What is asked:
Return each line of the material verbatim.

++++ Data excerpts

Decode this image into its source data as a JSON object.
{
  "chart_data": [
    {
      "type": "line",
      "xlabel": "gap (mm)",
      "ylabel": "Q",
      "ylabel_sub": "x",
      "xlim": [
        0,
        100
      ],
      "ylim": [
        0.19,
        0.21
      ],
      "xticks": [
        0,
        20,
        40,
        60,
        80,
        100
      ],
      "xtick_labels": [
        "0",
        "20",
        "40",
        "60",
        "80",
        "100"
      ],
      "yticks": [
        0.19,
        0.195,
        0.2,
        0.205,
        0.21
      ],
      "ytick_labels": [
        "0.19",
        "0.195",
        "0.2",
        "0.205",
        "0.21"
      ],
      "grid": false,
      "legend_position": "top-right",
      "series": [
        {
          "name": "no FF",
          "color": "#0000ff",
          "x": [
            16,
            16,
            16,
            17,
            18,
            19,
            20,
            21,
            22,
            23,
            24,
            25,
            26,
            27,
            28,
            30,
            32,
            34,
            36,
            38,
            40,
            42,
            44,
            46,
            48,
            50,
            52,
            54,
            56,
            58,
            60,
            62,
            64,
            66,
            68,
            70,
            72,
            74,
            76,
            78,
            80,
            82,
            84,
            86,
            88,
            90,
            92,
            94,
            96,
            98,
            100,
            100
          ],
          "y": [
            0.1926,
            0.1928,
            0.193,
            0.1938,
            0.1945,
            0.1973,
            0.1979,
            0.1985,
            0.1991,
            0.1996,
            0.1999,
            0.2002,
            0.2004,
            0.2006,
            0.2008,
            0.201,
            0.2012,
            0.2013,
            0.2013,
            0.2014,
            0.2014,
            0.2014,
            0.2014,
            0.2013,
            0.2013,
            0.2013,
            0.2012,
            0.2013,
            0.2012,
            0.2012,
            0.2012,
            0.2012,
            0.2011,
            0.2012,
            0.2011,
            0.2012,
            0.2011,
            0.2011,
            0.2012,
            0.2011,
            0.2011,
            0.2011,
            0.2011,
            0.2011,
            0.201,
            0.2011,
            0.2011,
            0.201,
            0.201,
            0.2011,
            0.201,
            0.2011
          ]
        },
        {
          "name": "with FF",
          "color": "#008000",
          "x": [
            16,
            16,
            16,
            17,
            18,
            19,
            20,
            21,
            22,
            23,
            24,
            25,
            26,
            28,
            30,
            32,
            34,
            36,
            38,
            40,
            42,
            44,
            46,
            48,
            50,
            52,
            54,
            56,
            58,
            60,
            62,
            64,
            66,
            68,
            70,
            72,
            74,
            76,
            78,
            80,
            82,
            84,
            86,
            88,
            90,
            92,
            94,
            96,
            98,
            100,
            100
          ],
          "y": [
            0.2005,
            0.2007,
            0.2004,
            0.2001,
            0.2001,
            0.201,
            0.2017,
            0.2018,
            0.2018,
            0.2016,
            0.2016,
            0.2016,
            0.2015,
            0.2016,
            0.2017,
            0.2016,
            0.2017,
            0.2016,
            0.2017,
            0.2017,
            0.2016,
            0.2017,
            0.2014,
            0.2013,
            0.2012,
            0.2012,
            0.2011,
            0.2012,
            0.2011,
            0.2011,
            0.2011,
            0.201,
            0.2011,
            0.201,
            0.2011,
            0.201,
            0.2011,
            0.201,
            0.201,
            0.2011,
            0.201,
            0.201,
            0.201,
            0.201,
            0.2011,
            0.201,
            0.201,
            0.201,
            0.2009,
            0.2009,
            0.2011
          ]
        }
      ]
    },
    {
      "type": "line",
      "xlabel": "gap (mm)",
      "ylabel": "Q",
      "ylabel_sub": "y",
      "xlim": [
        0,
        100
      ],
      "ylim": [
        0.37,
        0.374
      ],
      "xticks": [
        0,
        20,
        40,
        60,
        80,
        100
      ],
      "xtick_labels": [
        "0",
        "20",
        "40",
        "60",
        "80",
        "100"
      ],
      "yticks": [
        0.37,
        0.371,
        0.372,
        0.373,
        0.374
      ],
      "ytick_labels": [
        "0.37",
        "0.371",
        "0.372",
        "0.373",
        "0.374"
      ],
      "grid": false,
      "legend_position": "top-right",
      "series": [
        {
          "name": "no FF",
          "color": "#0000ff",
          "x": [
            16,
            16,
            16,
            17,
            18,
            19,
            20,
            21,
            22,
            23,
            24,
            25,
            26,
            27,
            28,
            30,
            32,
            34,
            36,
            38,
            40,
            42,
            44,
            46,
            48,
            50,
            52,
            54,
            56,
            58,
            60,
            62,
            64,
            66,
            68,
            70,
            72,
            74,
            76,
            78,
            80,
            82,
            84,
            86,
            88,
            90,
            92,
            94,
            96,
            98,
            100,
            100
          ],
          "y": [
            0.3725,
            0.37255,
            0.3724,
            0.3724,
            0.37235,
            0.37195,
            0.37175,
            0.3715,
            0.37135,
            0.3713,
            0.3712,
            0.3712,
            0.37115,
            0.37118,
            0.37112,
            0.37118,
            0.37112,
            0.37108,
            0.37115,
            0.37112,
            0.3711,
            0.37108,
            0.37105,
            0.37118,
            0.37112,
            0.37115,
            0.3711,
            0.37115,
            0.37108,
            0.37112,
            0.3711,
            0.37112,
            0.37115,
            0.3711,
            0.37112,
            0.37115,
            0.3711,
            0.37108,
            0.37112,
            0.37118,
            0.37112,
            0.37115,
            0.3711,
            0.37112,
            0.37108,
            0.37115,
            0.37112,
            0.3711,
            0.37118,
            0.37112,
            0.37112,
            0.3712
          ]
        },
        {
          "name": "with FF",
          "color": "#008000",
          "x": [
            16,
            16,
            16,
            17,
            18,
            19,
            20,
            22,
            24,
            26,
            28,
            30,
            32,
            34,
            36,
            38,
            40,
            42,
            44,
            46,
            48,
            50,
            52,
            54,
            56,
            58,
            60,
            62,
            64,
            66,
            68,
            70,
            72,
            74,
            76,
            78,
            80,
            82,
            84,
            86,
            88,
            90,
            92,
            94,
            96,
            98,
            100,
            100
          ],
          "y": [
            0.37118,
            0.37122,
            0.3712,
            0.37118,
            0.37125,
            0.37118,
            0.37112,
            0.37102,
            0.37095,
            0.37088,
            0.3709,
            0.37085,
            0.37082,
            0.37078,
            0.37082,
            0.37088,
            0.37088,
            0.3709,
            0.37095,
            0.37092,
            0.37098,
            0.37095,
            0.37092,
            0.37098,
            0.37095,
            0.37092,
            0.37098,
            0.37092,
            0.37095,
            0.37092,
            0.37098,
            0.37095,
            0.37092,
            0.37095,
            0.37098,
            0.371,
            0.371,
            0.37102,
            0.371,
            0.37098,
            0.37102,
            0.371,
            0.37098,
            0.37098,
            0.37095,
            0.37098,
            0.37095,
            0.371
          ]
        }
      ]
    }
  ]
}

++++++++

Output for this exercise:
Decode this image into its source data as a JSON object.
{
  "chart_data": [
    {
      "type": "line",
      "xlabel": "gap (mm)",
      "ylabel": "Q",
      "ylabel_sub": "x",
      "xlim": [
        0,
        100
      ],
      "ylim": [
        0.19,
        0.21
      ],
      "xticks": [
        0,
        20,
        40,
        60,
        80,
        100
      ],
      "xtick_labels": [
        "0",
        "20",
        "40",
        "60",
        "80",
        "100"
      ],
      "yticks": [
        0.19,
        0.195,
        0.2,
        0.205,
        0.21
      ],
      "ytick_labels": [
        "0.19",
        "0.195",
        "0.2",
        "0.205",
        "0.21"
      ],
      "grid": false,
      "legend_position": "top-right",
      "series": [
        {
          "name": "no FF",
          "color": "#0000ff",
          "x": [
            16,
            16,
            16,
            17,
            18,
            19,
            20,
            21,
            22,
            23,
            24,
            25,
            26,
            27,
            28,
            30,
            32,
            34,
            36,
            38,
            40,
            42,
            44,
            46,
            48,
            50,
            52,
            54,
            56,
            58,
            60,
            62,
            64,
            66,
            68,
            70,
            72,
            74,
            76,
            78,
            80,
            82,
            84,
            86,
            88,
            90,
            92,
            94,
            96,
            98,
            100,
            100
          ],
          "y": [
            0.1926,
            0.1928,
            0.193,
            0.1938,
            0.1945,
            0.1973,
            0.1979,
            0.1985,
            0.1991,
            0.1996,
            0.1999,
            0.2002,
            0.2004,
            0.2006,
            0.2008,
            0.201,
            0.2012,
            0.2013,
            0.2013,
            0.2014,
            0.2014,
            0.2014,
            0.2014,
            0.2013,
            0.2013,
            0.2013,
            0.2012,
            0.2013,
            0.2012,
            0.2012,
            0.2012,
            0.2012,
            0.2011,
            0.2012,
            0.2011,
            0.2012,
            0.2011,
            0.2011,
            0.2012,
            0.2011,
            0.2011,
            0.2011,
            0.2011,
            0.2011,
            0.201,
            0.2011,
            0.2011,
            0.201,
            0.201,
            0.2011,
            0.201,
            0.2011
          ]
        },
        {
          "name": "with FF",
          "color": "#008000",
          "x": [
            16,
            16,
            16,
            17,
            18,
            19,
            20,
            21,
            22,
            23,
            24,
            25,
            26,
            28,
            30,
            32,
            34,
            36,
            38,
            40,
            42,
            44,
            46,
            48,
            50,
            52,
            54,
            56,
            58,
            60,
            62,
            64,
            66,
            68,
            70,
            72,
            74,
            76,
            78,
            80,
            82,
            84,
            86,
            88,
            90,
            92,
            94,
            96,
            98,
            100,
            100
          ],
          "y": [
            0.2005,
            0.2007,
            0.2004,
            0.2001,
            0.2001,
            0.201,
            0.2017,
            0.2018,
            0.2018,
            0.2016,
            0.2016,
            0.2016,
            0.2015,
            0.2016,
            0.2017,
            0.2016,
            0.2017,
            0.2016,
            0.2017,
            0.2017,
            0.2016,
            0.2017,
            0.2014,
            0.2013,
            0.2012,
            0.2012,
            0.2011,
            0.2012,
            0.2011,
            0.2011,
            0.2011,
            0.201,
            0.2011,
            0.201,
            0.2011,
            0.201,
            0.2011,
            0.201,
            0.201,
            0.2011,
            0.201,
            0.201,
            0.201,
            0.201,
            0.2011,
            0.201,
            0.201,
            0.201,
            0.2009,
            0.2009,
            0.2011
          ]
        }
      ]
    },
    {
      "type": "line",
      "xlabel": "gap (mm)",
      "ylabel": "Q",
      "ylabel_sub": "y",
      "xlim": [
        0,
        100
      ],
      "ylim": [
        0.37,
        0.374
      ],
      "xticks": [
        0,
        20,
        40,
        60,
        80,
        100
      ],
      "xtick_labels": [
        "0",
        "20",
        "40",
        "60",
        "80",
        "100"
      ],
      "yticks": [
        0.37,
        0.371,
        0.372,
        0.373,
        0.374
      ],
      "ytick_labels": [
        "0.37",
        "0.371",
        "0.372",
        "0.373",
        "0.374"
      ],
      "grid": false,
      "legend_position": "top-right",
      "series": [
        {
          "name": "no FF",
          "color": "#0000ff",
          "x": [
            16,
            16,
            16,
            17,
            18,
            19,
            20,
            21,
            22,
            23,
            24,
            25,
            26,
            27,
            28,
            30,
            32,
            34,
            36,
            38,
            40,
            42,
            44,
            46,
            48,
            50,
            52,
            54,
            56,
            58,
            60,
            62,
            64,
            66,
            68,
            70,
            72,
            74,
            76,
            78,
            80,
            82,
            84,
            86,
            88,
            90,
            92,
            94,
            96,
            98,
            100,
            100
          ],
          "y": [
            0.3725,
            0.37255,
            0.3724,
            0.3724,
            0.37235,
            0.37195,
            0.37175,
            0.3715,
            0.37135,
            0.3713,
            0.3712,
            0.3712,
            0.37115,
            0.37118,
            0.37112,
            0.37118,
            0.37112,
            0.37108,
            0.37115,
            0.37112,
            0.3711,
            0.37108,
            0.37105,
            0.37118,
            0.37112,
            0.37115,
            0.3711,
            0.37115,
            0.37108,
            0.37112,
            0.3711,
            0.37112,
            0.37115,
            0.3711,
            0.37112,
            0.37115,
            0.3711,
            0.37108,
            0.37112,
            0.37118,
            0.37112,
            0.37115,
            0.3711,
            0.37112,
            0.37108,
            0.37115,
            0.37112,
            0.3711,
            0.37118,
            0.37112,
            0.37112,
            0.3712
          ]
        },
        {
          "name": "with FF",
          "color": "#008000",
          "x": [
            16,
            16,
            16,
            17,
            18,
            19,
            20,
            22,
            24,
            26,
            28,
            30,
            32,
            34,
            36,
            38,
            40,
            42,
            44,
            46,
            48,
            50,
            52,
            54,
            56,
            58,
            60,
            62,
            64,
            66,
            68,
            70,
            72,
            74,
            76,
            78,
            80,
            82,
            84,
            86,
            88,
            90,
            92,
            94,
            96,
            98,
            100,
            100
          ],
          "y": [
            0.37118,
            0.37122,
            0.3712,
            0.37118,
            0.37125,
            0.37118,
            0.37112,
            0.37102,
            0.37095,
            0.37088,
            0.3709,
            0.37085,
            0.37082,
            0.37078,
            0.37082,
            0.37088,
            0.37088,
            0.3709,
            0.37095,
            0.37092,
            0.37098,
            0.37095,
            0.37092,
            0.37098,
            0.37095,
            0.37092,
            0.37098,
            0.37092,
            0.37095,
            0.37092,
            0.37098,
            0.37095,
            0.37092,
            0.37095,
            0.37098,
            0.371,
            0.371,
            0.37102,
            0.371,
            0.37098,
            0.37102,
            0.371,
            0.37098,
            0.37098,
            0.37095,
            0.37098,
            0.37095,
            0.371
          ]
        }
      ]
    }
  ]
}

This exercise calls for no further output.